- TASK OBJECTIVE:
The material below should be written out in full and exactly; pictures stay out of the copy.

- DATA RECORDS:
....................
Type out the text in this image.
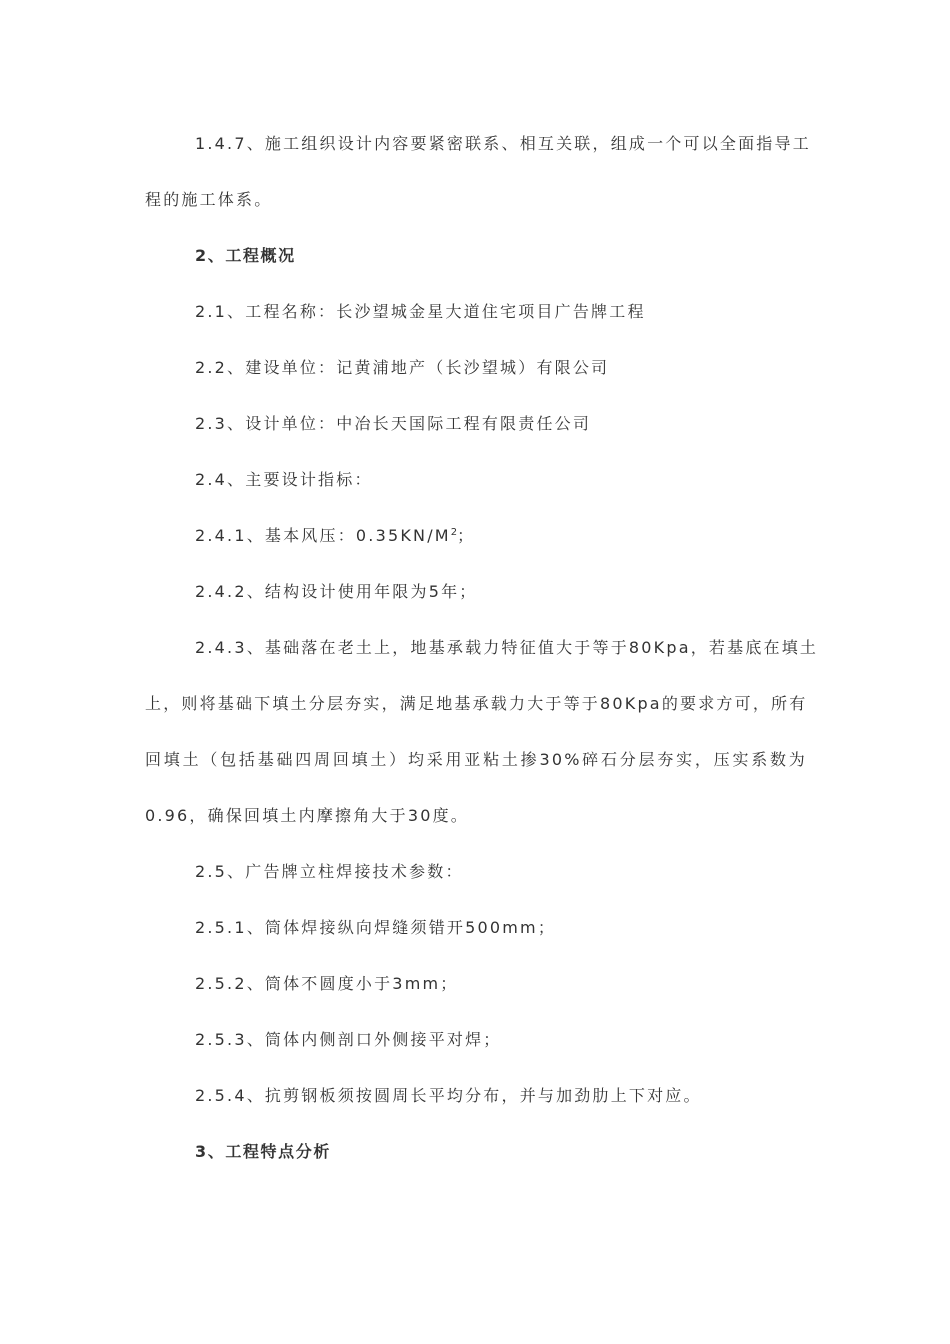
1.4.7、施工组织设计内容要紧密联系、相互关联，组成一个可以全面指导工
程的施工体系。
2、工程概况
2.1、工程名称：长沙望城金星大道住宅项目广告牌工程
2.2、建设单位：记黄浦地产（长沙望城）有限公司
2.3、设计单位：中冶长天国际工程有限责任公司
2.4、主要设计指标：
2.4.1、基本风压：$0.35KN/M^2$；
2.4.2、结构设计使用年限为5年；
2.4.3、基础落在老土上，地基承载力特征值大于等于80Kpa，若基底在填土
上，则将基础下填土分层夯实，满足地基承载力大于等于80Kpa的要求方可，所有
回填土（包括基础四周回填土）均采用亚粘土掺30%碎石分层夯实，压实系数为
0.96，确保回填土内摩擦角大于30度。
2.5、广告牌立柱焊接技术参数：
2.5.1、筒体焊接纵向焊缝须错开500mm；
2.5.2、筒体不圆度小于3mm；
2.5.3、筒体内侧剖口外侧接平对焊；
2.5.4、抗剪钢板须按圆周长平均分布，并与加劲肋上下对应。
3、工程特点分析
....................
- WORKED ANSWER:
Type out the text in this image.
1.4.7、施工组织设计内容要紧密联系、相互关联，组成一个可以全面指导工
程的施工体系。
2、工程概况
2.1、工程名称：长沙望城金星大道住宅项目广告牌工程
2.2、建设单位：记黄浦地产（长沙望城）有限公司
2.3、设计单位：中冶长天国际工程有限责任公司
2.4、主要设计指标：
2.4.1、基本风压：$0.35KN/M^2$；
2.4.2、结构设计使用年限为5年；
2.4.3、基础落在老土上，地基承载力特征值大于等于80Kpa，若基底在填土
上，则将基础下填土分层夯实，满足地基承载力大于等于80Kpa的要求方可，所有
回填土（包括基础四周回填土）均采用亚粘土掺30%碎石分层夯实，压实系数为
0.96，确保回填土内摩擦角大于30度。
2.5、广告牌立柱焊接技术参数：
2.5.1、筒体焊接纵向焊缝须错开500mm；
2.5.2、筒体不圆度小于3mm；
2.5.3、筒体内侧剖口外侧接平对焊；
2.5.4、抗剪钢板须按圆周长平均分布，并与加劲肋上下对应。
3、工程特点分析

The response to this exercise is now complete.